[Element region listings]
## begin
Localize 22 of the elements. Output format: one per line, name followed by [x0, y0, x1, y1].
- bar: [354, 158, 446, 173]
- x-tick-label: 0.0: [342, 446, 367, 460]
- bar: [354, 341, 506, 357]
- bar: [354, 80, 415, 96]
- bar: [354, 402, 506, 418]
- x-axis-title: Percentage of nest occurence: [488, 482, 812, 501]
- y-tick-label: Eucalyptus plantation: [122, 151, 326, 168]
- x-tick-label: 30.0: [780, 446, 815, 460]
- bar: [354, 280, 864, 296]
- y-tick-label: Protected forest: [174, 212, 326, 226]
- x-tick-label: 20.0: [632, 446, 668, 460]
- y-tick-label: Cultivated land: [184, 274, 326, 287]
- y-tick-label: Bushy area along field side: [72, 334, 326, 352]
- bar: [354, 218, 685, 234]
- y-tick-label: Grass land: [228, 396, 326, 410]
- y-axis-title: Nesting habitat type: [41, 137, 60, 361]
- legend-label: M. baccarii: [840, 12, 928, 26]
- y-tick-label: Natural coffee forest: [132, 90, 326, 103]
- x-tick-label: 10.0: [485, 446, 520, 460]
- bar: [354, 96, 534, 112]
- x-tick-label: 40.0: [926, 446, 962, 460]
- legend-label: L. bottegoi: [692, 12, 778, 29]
## end
**EXERCISE AIM**
Output the data above as a JSON list of strings, one string per line, with blank lines left out.

**COMPLETE RESPONSE**
[
  "Localize 22 of the elements. Output format: one per line, name followed by [x0, y0, x1, y1].",
  "- bar: [354, 158, 446, 173]",
  "- x-tick-label: 0.0: [342, 446, 367, 460]",
  "- bar: [354, 341, 506, 357]",
  "- bar: [354, 80, 415, 96]",
  "- bar: [354, 402, 506, 418]",
  "- x-axis-title: Percentage of nest occurence: [488, 482, 812, 501]",
  "- y-tick-label: Eucalyptus plantation: [122, 151, 326, 168]",
  "- x-tick-label: 30.0: [780, 446, 815, 460]",
  "- bar: [354, 280, 864, 296]",
  "- y-tick-label: Protected forest: [174, 212, 326, 226]",
  "- x-tick-label: 20.0: [632, 446, 668, 460]",
  "- y-tick-label: Cultivated land: [184, 274, 326, 287]",
  "- y-tick-label: Bushy area along field side: [72, 334, 326, 352]",
  "- bar: [354, 218, 685, 234]",
  "- y-tick-label: Grass land: [228, 396, 326, 410]",
  "- y-axis-title: Nesting habitat type: [41, 137, 60, 361]",
  "- legend-label: M. baccarii: [840, 12, 928, 26]",
  "- y-tick-label: Natural coffee forest: [132, 90, 326, 103]",
  "- x-tick-label: 10.0: [485, 446, 520, 460]",
  "- bar: [354, 96, 534, 112]",
  "- x-tick-label: 40.0: [926, 446, 962, 460]",
  "- legend-label: L. bottegoi: [692, 12, 778, 29]"
]